*The request*
In the entries below, count each line holding the word "计算机管理". Answer with the total alone.

Dataset items:
*-*-*

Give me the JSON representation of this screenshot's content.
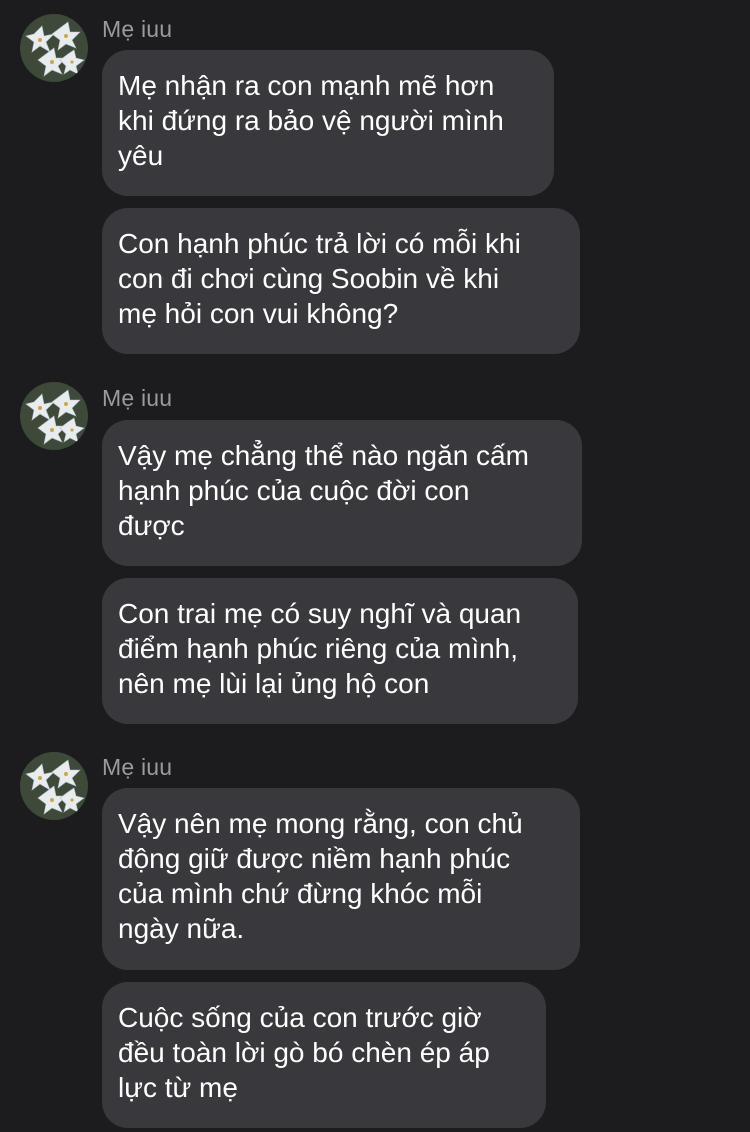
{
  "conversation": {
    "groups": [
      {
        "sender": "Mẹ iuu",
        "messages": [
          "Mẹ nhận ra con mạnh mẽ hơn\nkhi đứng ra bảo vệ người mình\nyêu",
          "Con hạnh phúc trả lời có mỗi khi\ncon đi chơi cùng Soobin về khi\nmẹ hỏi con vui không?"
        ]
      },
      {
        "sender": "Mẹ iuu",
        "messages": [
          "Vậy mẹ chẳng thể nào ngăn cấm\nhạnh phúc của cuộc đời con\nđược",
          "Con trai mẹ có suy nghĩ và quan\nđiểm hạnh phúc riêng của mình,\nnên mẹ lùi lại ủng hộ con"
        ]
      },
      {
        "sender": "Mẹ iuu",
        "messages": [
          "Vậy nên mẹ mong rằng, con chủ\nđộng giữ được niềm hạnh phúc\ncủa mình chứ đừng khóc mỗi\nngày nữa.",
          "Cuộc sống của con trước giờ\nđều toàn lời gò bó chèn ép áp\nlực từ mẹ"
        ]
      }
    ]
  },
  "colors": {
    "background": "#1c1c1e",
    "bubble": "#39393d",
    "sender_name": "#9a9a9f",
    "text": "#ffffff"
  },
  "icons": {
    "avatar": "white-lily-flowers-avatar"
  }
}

*-*-*

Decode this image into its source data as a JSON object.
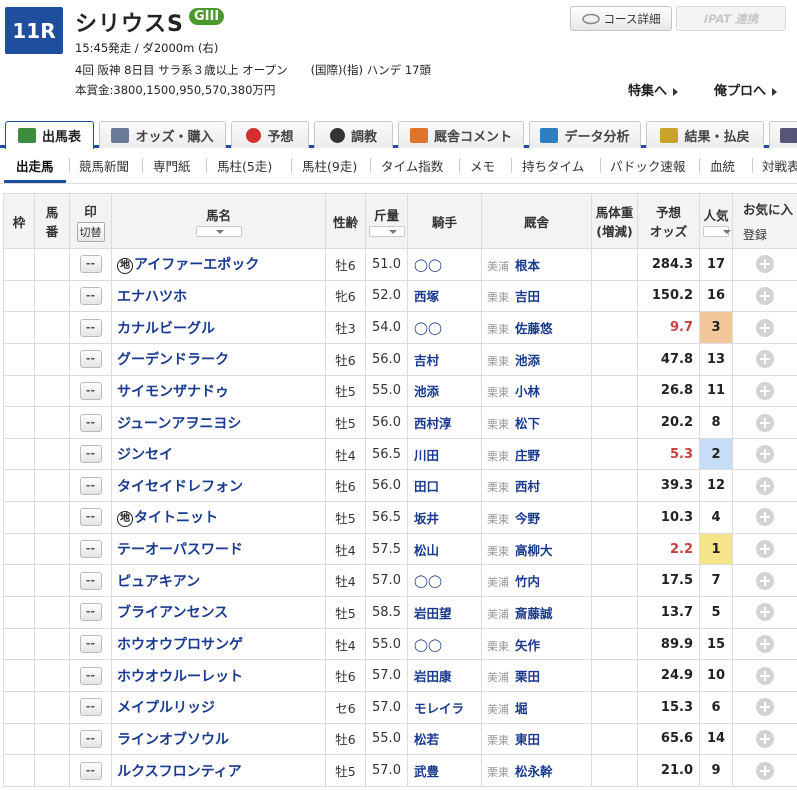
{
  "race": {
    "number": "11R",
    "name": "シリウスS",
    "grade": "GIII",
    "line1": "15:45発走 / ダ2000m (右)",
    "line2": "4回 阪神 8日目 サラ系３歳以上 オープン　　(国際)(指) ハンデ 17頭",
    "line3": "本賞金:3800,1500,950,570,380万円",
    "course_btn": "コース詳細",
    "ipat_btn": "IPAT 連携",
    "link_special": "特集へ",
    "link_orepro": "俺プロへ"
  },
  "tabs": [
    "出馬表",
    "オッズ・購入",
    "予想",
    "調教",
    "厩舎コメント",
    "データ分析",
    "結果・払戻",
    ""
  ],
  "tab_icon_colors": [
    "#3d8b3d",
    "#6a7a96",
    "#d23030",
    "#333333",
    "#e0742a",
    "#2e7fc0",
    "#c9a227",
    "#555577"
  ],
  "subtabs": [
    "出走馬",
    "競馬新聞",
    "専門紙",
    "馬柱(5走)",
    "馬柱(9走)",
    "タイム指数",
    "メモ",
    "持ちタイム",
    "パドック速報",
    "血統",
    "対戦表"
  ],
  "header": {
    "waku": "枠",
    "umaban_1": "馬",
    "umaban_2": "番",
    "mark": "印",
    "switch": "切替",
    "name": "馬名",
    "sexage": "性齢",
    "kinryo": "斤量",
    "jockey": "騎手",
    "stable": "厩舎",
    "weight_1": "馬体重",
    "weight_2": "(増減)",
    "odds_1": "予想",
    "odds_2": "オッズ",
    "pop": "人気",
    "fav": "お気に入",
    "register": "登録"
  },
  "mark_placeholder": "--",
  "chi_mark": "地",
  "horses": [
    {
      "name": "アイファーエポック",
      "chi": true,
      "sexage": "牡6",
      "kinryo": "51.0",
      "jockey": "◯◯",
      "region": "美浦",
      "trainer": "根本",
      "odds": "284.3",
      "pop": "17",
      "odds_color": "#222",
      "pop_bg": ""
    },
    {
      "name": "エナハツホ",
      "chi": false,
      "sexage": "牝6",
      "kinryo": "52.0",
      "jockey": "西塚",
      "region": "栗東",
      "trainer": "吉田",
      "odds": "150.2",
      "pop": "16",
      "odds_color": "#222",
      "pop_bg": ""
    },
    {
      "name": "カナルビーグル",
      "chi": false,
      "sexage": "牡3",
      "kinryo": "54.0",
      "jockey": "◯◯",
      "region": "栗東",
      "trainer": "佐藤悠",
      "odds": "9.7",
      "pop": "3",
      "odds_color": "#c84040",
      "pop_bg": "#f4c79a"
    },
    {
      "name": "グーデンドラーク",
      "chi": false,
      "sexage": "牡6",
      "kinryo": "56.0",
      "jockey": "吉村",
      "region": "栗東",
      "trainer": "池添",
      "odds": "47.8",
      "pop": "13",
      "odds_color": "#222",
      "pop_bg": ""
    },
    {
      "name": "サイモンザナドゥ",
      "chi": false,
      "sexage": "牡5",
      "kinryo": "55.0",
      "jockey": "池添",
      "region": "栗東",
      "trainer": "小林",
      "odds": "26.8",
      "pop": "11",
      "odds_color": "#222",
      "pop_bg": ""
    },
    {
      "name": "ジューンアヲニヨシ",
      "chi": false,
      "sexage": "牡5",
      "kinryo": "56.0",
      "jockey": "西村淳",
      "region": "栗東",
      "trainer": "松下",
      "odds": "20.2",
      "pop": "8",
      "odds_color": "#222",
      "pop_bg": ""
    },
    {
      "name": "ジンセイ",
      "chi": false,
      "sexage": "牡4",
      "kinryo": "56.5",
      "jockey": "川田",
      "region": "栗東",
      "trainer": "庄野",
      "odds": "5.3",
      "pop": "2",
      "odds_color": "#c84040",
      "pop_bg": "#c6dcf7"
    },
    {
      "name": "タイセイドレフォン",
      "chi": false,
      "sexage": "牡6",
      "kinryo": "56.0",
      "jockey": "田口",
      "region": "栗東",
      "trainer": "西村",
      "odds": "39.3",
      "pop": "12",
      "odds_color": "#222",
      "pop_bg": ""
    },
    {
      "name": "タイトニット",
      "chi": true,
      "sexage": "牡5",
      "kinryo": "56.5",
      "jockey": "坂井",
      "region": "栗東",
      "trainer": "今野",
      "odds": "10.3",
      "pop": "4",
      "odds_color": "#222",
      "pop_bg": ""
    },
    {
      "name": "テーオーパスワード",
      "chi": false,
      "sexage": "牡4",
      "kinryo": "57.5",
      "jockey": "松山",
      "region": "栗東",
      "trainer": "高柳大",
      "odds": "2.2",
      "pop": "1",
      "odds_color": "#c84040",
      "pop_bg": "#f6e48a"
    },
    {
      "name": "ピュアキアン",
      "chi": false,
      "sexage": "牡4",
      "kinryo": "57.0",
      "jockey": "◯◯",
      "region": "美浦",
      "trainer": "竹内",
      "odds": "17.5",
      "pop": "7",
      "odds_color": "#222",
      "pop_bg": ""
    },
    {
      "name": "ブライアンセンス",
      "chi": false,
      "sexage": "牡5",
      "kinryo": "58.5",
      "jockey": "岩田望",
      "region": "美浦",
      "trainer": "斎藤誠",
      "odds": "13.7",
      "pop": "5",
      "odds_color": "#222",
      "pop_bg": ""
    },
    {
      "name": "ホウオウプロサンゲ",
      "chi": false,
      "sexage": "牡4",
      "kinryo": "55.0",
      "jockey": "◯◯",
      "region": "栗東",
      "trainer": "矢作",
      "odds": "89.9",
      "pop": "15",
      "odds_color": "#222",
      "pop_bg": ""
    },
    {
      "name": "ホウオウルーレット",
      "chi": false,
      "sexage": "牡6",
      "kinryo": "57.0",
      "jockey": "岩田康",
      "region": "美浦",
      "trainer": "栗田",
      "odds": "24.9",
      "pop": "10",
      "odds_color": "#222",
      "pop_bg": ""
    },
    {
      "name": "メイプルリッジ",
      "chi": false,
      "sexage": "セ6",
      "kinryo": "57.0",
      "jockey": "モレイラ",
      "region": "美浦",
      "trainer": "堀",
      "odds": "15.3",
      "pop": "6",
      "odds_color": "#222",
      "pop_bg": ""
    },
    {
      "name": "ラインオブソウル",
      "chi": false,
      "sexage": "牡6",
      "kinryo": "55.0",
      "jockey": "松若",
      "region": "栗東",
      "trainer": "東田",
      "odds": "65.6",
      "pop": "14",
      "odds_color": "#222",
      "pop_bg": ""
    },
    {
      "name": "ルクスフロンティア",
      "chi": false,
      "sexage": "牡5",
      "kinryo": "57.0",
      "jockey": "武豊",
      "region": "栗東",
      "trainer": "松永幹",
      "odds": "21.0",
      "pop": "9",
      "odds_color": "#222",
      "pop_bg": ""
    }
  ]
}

*-*-*

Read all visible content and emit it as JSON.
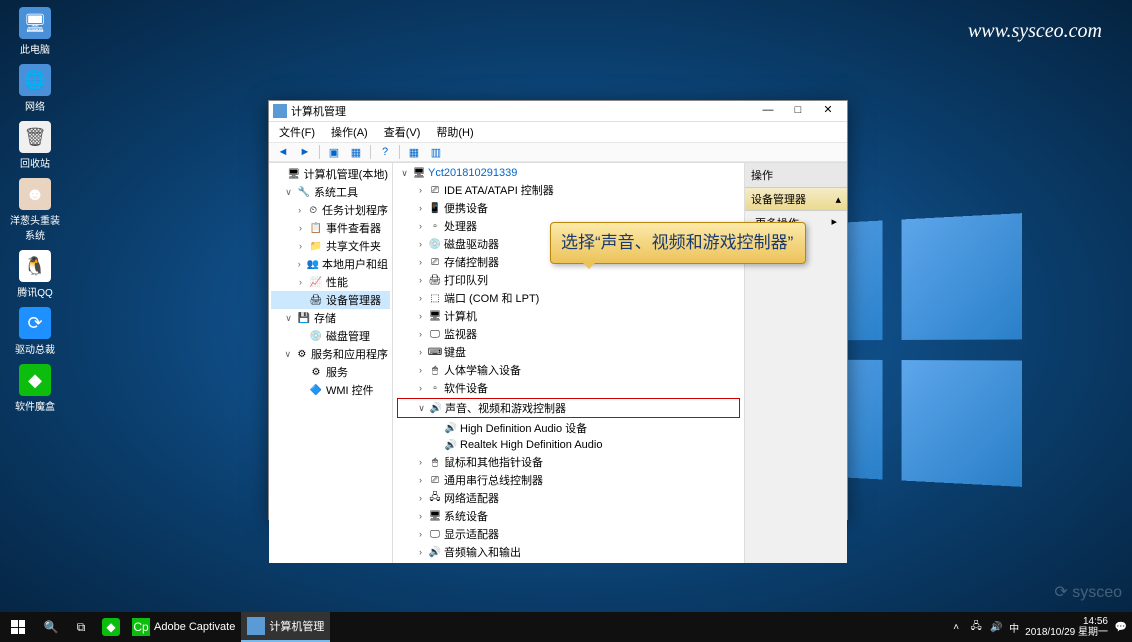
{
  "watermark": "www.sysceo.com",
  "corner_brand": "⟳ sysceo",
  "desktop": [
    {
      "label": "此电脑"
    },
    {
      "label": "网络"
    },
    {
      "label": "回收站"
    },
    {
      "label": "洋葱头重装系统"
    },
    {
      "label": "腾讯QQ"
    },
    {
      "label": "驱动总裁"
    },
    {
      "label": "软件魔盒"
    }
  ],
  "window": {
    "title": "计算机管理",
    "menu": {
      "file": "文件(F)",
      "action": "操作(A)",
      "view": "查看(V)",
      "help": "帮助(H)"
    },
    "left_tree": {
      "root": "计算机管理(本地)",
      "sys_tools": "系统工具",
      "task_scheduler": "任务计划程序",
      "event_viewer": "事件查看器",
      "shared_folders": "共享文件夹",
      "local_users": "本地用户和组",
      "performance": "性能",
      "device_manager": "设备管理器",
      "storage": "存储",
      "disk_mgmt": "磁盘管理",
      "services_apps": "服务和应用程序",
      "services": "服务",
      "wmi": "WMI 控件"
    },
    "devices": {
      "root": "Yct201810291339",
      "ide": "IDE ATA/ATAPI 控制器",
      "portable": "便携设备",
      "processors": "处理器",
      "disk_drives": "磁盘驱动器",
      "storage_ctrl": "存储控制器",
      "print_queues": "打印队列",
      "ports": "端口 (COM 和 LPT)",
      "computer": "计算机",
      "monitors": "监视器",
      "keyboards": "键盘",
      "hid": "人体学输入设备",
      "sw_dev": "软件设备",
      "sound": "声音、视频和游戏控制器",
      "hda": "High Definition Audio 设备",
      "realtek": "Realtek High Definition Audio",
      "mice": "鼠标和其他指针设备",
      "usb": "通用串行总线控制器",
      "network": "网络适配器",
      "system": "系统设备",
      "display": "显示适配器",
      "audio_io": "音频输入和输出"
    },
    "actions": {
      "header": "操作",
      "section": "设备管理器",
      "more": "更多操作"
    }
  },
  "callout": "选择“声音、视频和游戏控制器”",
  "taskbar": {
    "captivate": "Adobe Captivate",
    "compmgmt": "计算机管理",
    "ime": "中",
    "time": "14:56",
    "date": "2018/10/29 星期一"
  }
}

*-*-*

*Final answer*
3